• [Text]:
____

5. Where Is My Friend’s House? (1987)
Abbas Kiarostami has made flawless films like “Taste of Cherry,” “Certified Copy” and “The Wind Will Carry Us.” And his intimate masterpiece “Where Is My Friend’s House?” deserves attention as much as these films.
One day, Ahmed accidentally takes homework from his friend to his house. If this assignment does not come back as soon as possible, the teacher will give him a very bad grade. For this reason, Ahmed, who doesn’t know exactly where his friend lives, will set out immediately and bring him his homework. Ahmed’s seemingly insignificant journey will give many clues about the face of small towns in Iran.
We can interpret the film as a critique of the classical education system that does not recognize the individuality of children. It should also be seen as an allegory of the political and social environment in Iran at the time.
It also emphasizes the minds who do not submit to the repressive atmosphere that emerged after the revolution, and seek new ways without giving up the questioning and the truths they believe.
Kiarostami makes this simple story multilayered through symbols. During the journey, every adult or every obstacle that Ahmet tries to overcome salutes the eastern tales.
It is a sad tale that makes us think about the concepts of friendship, compassion, and conscience that is becoming blurred in our era.
With its sheer reality, poetic texture, and wonderful finale, it offers an alternative door in this always “busy” world.
4. On Body and Soul (2017)
This is an ambiguous love story in the everyday world, based on the duality of sleep and wakefulness, mind and matter. The extremely asocial Maria gets closer to her quiet and withdrawn manager, Endre. When they realize that they have the same dreams at night, they are afraid at first, but then they try to bring the unity of their dreams into real life.

____

(Entries from a dataset)
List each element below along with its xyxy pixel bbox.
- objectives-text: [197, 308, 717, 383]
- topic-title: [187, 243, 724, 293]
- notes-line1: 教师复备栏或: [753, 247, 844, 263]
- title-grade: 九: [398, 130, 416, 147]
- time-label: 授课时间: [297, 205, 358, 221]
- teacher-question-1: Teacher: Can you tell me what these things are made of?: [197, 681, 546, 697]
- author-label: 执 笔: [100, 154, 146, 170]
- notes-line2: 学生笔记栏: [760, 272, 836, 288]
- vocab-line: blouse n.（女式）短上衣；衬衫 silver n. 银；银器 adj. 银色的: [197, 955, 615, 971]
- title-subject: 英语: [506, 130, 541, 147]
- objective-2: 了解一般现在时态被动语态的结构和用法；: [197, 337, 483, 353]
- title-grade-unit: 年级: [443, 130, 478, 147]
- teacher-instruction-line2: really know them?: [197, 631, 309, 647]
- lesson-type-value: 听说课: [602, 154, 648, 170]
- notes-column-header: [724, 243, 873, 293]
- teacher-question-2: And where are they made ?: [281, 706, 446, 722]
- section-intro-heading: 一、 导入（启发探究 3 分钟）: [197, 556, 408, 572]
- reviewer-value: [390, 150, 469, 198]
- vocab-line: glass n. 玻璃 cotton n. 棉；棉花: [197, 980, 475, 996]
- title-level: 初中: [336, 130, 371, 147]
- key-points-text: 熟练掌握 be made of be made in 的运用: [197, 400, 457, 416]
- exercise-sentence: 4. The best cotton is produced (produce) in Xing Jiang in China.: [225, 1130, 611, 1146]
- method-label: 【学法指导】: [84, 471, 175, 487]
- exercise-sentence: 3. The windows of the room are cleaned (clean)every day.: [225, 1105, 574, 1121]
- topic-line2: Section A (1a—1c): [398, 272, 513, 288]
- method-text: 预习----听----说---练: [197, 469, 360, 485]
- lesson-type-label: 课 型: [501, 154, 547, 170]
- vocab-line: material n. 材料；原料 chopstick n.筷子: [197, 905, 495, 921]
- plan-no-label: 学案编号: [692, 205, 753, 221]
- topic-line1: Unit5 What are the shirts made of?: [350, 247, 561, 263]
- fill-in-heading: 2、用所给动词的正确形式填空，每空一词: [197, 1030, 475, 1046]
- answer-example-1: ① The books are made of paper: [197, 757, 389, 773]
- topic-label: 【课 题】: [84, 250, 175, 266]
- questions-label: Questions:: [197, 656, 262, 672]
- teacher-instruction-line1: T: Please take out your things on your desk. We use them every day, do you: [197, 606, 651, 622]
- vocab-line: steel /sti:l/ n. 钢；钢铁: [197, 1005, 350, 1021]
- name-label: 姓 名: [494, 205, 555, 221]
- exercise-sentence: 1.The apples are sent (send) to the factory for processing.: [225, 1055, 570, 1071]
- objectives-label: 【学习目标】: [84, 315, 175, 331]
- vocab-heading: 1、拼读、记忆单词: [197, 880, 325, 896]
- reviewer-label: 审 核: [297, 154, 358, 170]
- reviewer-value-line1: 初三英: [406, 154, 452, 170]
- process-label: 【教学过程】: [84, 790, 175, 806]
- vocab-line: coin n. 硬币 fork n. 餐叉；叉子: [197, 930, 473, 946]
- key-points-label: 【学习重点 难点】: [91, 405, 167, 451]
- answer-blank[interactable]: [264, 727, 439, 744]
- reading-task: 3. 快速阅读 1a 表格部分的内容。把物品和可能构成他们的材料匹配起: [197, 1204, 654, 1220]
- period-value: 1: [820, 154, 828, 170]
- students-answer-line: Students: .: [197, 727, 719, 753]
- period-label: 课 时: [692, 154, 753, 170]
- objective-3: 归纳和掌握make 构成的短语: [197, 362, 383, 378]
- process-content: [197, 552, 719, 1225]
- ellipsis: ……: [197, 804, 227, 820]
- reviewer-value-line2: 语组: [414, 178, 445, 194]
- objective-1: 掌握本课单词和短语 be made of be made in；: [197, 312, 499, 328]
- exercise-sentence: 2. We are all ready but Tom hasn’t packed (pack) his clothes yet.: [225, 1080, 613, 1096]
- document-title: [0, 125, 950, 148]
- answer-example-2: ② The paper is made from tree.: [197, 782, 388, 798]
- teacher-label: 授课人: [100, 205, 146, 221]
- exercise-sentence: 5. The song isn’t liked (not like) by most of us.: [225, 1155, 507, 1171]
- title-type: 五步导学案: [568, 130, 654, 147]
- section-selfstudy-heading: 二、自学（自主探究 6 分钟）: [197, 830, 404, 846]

____

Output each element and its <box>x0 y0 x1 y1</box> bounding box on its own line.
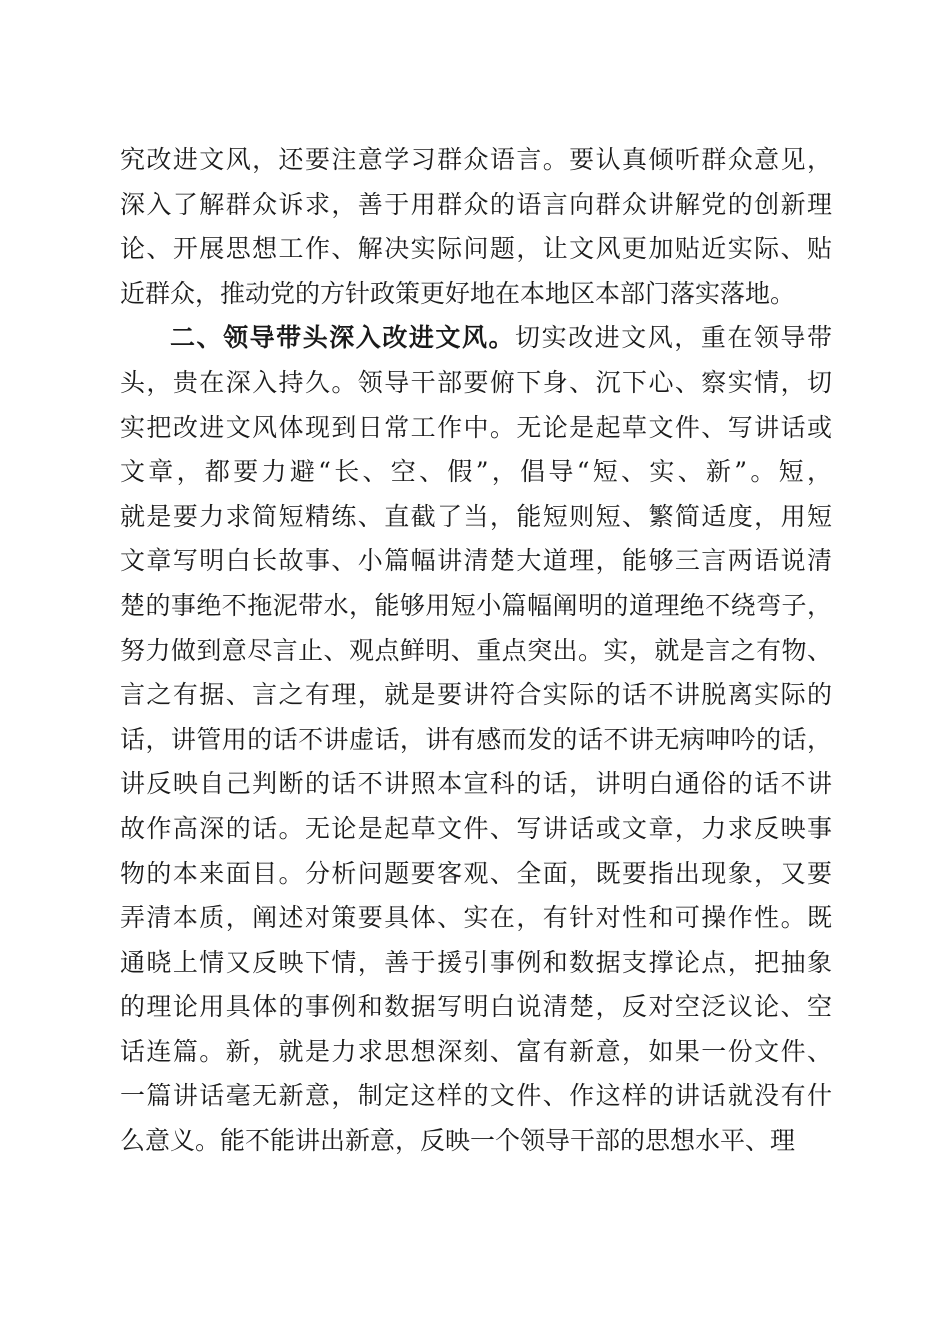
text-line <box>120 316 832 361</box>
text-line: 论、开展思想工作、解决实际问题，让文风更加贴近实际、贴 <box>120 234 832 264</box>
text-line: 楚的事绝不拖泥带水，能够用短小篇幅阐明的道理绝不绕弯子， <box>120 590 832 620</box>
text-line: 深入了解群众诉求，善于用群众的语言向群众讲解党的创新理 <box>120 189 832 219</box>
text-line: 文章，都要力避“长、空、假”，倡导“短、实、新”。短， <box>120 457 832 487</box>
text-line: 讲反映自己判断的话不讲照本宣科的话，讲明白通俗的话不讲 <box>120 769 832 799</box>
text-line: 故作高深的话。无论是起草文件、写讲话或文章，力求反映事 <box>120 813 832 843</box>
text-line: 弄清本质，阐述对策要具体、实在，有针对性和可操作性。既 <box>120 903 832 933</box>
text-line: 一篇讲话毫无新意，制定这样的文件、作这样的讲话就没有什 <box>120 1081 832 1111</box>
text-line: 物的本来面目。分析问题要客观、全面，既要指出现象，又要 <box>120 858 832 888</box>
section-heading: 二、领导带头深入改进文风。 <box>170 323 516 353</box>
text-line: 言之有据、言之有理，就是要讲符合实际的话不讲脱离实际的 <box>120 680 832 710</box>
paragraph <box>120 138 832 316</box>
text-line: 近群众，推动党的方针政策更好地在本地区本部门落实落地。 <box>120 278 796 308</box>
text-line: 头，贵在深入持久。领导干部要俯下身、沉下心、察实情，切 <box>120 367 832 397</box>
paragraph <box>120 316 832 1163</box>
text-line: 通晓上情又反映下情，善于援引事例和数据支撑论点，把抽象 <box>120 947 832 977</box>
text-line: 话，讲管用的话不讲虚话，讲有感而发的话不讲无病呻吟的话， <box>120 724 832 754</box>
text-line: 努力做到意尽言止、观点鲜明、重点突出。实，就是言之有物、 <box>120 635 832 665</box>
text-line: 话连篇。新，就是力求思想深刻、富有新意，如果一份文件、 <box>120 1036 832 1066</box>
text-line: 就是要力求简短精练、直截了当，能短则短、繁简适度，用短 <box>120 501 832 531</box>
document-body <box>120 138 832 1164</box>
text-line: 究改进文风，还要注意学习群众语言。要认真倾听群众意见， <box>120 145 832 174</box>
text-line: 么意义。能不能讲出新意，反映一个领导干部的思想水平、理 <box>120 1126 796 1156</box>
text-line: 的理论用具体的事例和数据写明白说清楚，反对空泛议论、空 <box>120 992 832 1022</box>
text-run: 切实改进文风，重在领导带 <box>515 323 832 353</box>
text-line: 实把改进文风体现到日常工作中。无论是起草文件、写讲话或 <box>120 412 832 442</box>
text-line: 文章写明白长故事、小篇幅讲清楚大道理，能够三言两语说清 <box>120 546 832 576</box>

____

• [Task list]:
(1) In the film list above, write out the passage from "5. Where Is" to "at the time.".
(2) In the film list, what do Maria and Endre realize about their dreams?
(3) Proceed with the film list, starting after its final sentence.

• [Expected answers]:
(1)
5. Where Is My Friend’s House? (1987)
Abbas Kiarostami has made flawless films like “Taste of Cherry,” “Certified Copy” and “The Wind Will Carry Us.” And his intimate masterpiece “Where Is My Friend’s House?” deserves attention as much as these films.
One day, Ahmed accidentally takes homework from his friend to his house. If this assignment does not come back as soon as possible, the teacher will give him a very bad grade. For this reason, Ahmed, who doesn’t know exactly where his friend lives, will set out immediately and bring him his homework. Ahmed’s seemingly insignificant journey will give many clues about the face of small towns in Iran.
We can interpret the film as a critique of the classical education system that does not recognize the individuality of children. It should also be seen as an allegory of the political and social environment in Iran at the time.

(2) They have the same dreams at night.

(3)
It has a perfect screenplay and atmosphere that is fed by the fact that the characters are the opposite of each other.
Director Enyedi manages to create a strong emotional attraction from these two characters. She adorns this slow-moving but steady bond with humorous touches that are powered by the fantasy images of dreams, and provides a visually lasting experience.
Enyedi undoubtedly owes much to the performances of the leading actors Geza Morcsanyi and Alexandra Borbely in terms of the credibility and sincerity of this layered world.
With its simple, interesting, and original atmosphere, “On Body and Soul,” which won the Golden Bear at the 67th Berlin Film Festival, stands out as a touching story of the merger of two wounded souls.
The unforgettable finale emphasizes the ambiguous reality, and when the soul is complemented by the body, that leads to a wonderful sense of cinema.
3. Harold and Maude (1971)
“Being There” is probably the best film of Hal Ashby. Another fact is that “Harold and Maude” undoubtedly has a very special place among his other classics like “The Last Detail,” “Coming Home” and “Bound for Glory.” In this flawless drama, he takes us on a haunting journey and successfully blends black humor with existentialism.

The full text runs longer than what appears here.